__Data for this exercise__:

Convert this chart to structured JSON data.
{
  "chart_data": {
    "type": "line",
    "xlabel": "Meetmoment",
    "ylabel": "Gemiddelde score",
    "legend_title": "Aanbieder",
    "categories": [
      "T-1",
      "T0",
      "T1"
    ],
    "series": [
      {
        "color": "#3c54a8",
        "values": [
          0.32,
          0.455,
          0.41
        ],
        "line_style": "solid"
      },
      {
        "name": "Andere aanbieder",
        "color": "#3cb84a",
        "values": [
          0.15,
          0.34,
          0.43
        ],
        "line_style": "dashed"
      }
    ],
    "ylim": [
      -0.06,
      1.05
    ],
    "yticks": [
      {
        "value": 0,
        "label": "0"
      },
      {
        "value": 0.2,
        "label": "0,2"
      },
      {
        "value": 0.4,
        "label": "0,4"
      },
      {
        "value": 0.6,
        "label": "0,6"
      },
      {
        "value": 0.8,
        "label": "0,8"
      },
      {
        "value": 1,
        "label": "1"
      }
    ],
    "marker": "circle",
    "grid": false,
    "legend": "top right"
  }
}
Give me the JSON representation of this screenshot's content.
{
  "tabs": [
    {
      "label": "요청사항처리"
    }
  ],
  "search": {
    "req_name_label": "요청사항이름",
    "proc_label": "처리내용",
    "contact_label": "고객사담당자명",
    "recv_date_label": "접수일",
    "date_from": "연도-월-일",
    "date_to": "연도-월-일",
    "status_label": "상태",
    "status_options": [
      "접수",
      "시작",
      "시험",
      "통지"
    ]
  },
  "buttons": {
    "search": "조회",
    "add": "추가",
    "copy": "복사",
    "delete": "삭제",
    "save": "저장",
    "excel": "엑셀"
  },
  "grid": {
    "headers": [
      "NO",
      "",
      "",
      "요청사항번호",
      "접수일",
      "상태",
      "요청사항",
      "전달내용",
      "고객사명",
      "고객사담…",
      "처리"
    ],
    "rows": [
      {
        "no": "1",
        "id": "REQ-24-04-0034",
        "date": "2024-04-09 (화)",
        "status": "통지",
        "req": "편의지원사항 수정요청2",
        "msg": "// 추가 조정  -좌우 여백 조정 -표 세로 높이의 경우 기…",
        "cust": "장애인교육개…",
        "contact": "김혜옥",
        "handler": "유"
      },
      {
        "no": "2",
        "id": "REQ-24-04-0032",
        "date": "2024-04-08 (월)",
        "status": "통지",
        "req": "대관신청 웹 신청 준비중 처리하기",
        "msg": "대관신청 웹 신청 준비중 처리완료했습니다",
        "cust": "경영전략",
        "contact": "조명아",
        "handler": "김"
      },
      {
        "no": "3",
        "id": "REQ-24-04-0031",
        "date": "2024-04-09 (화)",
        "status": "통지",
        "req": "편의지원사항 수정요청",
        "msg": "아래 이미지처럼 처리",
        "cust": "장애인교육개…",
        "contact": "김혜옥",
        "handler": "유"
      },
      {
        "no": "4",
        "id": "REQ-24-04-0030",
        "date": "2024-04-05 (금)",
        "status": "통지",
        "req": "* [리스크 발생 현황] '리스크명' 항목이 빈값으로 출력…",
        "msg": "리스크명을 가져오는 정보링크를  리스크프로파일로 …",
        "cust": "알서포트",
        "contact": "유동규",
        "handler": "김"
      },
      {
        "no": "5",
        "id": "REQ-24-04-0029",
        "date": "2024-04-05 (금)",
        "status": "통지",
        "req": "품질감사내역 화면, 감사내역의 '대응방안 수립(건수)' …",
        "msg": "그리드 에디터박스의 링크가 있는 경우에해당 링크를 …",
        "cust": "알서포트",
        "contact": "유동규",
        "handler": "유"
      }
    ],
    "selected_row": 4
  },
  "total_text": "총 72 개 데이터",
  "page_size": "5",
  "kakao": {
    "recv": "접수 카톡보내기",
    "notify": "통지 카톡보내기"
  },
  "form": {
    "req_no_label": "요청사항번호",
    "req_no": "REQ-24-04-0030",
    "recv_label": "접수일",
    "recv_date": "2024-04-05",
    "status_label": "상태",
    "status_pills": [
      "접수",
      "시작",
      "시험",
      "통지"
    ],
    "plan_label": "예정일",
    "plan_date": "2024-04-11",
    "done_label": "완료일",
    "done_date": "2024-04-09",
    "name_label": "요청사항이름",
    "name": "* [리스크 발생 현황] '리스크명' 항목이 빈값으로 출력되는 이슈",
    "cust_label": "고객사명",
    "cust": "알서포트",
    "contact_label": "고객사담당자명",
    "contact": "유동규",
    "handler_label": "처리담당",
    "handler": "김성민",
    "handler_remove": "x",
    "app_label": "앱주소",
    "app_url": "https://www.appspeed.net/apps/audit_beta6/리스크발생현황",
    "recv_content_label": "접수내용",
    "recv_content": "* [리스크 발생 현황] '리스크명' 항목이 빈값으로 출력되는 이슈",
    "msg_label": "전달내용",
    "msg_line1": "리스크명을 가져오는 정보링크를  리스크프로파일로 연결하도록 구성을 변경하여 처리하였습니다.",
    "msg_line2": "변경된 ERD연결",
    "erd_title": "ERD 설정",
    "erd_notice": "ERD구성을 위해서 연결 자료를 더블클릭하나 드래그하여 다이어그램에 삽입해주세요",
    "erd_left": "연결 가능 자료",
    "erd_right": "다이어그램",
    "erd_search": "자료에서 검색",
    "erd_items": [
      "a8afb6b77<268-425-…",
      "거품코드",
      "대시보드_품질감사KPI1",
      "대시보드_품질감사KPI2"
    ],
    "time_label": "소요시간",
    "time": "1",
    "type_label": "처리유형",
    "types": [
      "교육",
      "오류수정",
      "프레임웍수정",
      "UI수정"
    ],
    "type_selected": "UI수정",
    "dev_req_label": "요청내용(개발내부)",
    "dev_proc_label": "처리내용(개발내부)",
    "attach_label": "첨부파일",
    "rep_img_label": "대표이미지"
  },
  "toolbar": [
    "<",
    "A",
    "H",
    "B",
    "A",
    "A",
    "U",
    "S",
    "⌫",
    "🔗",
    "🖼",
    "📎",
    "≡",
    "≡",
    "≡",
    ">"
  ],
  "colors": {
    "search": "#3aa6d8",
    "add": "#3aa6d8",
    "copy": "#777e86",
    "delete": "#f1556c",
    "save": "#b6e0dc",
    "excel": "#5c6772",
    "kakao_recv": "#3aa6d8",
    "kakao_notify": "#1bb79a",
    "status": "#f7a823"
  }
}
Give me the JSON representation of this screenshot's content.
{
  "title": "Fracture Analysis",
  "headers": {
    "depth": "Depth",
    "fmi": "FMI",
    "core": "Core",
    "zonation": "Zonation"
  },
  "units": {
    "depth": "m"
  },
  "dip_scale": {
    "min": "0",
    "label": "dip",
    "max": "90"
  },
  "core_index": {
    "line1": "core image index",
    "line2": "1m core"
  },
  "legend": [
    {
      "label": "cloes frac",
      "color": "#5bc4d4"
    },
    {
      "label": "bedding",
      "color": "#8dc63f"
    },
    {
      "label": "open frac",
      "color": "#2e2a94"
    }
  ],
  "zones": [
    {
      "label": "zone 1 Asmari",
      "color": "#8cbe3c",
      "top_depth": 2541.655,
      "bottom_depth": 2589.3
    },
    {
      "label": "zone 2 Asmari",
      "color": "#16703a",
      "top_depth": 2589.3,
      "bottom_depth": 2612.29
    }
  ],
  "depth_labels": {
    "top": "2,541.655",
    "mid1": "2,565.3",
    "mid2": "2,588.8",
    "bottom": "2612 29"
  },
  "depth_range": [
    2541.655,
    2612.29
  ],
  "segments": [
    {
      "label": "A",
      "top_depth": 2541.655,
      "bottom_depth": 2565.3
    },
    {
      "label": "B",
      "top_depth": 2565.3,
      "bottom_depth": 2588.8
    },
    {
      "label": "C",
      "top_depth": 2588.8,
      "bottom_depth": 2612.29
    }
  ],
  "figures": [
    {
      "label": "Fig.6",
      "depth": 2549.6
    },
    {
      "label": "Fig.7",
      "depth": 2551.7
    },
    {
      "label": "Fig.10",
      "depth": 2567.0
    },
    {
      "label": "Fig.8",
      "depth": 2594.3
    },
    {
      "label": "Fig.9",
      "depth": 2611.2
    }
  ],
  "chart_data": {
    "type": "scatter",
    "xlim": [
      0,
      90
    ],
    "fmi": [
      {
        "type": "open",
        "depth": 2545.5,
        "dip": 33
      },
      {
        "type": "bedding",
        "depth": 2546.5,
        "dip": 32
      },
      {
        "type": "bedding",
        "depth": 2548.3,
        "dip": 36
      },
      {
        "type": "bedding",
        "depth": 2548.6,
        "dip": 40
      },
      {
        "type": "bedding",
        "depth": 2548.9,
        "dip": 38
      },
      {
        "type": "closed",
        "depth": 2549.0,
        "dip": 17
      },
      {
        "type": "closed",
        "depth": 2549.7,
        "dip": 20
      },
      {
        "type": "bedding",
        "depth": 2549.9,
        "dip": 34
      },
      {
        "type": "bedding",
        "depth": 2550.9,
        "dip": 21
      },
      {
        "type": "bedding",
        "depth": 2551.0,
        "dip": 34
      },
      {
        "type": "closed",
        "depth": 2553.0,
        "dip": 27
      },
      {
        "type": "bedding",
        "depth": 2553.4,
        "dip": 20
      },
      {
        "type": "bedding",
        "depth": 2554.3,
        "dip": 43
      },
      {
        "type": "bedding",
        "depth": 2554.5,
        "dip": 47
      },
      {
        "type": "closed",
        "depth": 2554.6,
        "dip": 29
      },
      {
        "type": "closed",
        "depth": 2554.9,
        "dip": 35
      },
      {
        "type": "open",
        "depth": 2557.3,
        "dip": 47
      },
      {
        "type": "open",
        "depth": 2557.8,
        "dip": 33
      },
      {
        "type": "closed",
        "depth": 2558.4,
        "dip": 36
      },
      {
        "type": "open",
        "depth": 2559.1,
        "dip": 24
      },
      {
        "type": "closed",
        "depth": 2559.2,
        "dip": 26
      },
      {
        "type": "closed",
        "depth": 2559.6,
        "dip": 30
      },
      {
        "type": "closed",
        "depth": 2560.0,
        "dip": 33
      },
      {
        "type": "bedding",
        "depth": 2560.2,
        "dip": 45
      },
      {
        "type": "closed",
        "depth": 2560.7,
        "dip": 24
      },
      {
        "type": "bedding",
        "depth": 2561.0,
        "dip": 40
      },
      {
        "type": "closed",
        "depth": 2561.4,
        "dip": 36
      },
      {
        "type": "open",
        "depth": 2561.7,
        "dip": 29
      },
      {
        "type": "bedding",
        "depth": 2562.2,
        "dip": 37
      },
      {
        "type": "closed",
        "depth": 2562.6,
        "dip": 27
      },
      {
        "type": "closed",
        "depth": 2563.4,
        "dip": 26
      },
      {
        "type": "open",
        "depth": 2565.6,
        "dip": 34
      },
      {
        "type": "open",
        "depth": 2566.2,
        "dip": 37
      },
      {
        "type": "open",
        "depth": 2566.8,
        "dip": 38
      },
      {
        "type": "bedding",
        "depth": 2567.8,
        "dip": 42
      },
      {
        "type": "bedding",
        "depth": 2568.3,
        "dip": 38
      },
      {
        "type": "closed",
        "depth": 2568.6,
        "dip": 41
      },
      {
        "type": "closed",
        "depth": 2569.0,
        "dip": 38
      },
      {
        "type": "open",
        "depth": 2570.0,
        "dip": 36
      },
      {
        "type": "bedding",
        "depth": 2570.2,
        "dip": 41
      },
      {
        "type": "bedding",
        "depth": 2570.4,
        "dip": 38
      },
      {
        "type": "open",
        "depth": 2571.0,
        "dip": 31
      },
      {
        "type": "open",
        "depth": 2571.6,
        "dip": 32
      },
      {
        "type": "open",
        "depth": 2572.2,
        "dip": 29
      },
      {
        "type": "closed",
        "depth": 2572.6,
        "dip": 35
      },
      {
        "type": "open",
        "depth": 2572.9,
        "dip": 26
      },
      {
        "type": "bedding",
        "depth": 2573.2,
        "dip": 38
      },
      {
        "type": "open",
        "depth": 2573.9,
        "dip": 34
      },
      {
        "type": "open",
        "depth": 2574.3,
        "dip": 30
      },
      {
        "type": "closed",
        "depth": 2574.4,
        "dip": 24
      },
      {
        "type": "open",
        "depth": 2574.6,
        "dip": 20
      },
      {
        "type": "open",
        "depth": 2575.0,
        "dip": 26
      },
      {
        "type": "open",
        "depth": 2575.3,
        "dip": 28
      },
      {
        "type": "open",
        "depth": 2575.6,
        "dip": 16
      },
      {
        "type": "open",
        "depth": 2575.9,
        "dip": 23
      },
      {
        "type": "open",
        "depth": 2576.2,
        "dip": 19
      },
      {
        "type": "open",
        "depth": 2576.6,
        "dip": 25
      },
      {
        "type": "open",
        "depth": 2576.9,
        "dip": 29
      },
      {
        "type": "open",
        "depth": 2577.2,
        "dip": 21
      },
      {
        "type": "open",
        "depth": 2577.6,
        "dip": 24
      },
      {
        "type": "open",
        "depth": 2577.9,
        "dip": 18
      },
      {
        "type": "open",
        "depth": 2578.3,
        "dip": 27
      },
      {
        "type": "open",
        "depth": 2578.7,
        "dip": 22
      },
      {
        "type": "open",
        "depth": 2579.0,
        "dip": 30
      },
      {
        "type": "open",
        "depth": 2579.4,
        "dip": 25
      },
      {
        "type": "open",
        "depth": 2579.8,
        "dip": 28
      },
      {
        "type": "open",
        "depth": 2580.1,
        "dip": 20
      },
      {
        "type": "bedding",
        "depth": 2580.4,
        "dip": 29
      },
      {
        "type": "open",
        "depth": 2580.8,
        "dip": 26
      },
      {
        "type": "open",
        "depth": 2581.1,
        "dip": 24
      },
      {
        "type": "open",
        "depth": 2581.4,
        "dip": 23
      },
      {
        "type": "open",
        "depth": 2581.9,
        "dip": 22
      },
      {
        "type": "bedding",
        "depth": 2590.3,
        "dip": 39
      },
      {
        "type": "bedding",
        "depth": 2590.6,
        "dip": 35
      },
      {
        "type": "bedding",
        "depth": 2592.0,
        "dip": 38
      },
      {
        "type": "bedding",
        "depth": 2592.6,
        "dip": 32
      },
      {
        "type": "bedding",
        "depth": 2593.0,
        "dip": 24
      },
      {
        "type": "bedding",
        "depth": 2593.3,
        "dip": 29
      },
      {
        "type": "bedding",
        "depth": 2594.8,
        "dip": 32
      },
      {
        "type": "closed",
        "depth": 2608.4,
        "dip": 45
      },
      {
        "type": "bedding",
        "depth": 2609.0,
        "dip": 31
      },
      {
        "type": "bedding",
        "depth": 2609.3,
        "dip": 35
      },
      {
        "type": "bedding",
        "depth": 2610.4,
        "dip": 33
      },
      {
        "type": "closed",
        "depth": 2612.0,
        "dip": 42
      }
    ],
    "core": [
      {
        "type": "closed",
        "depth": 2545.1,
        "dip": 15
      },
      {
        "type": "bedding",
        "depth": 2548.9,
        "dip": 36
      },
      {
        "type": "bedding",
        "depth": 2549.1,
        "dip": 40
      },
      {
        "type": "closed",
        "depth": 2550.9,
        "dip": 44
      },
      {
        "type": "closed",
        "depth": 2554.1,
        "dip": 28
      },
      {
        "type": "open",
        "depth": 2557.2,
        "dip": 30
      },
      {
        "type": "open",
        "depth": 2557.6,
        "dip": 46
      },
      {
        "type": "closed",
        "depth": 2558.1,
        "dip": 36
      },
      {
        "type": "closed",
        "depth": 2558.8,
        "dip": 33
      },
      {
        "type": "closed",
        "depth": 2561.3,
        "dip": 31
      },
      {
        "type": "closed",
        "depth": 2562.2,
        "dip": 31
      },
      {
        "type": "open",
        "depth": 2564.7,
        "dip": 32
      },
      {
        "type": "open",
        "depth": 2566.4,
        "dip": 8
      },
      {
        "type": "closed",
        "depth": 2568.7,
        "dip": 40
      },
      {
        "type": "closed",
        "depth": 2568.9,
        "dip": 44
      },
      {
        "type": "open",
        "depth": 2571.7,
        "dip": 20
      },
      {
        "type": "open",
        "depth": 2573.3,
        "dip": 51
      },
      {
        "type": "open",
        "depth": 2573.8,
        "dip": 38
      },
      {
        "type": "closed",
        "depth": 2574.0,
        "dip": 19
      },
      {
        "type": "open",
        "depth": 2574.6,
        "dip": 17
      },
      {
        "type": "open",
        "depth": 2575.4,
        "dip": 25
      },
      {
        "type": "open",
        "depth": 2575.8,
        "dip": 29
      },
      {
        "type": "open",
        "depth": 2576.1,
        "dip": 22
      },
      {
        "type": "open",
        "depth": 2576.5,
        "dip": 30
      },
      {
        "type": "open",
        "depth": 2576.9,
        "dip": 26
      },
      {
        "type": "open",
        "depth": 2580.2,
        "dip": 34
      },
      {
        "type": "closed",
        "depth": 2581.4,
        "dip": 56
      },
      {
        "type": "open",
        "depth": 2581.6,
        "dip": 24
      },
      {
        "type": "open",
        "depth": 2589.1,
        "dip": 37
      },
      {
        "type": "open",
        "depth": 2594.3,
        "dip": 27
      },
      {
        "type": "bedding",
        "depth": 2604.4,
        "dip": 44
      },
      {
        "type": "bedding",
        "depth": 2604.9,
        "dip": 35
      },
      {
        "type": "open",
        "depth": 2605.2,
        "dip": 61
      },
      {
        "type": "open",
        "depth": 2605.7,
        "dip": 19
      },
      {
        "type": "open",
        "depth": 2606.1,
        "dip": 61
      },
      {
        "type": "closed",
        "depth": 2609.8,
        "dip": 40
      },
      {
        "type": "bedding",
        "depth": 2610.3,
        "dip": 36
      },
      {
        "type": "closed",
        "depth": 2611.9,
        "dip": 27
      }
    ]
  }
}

__The request__: In the entries above, find every line with the word "리스크명을" and list it.

__Answer to this exercise__:
        "msg": "리스크명을 가져오는 정보링크를  리스크프로파일로 …",
    "msg_line1": "리스크명을 가져오는 정보링크를  리스크프로파일로 연결하도록 구성을 변경하여 처리하였습니다.",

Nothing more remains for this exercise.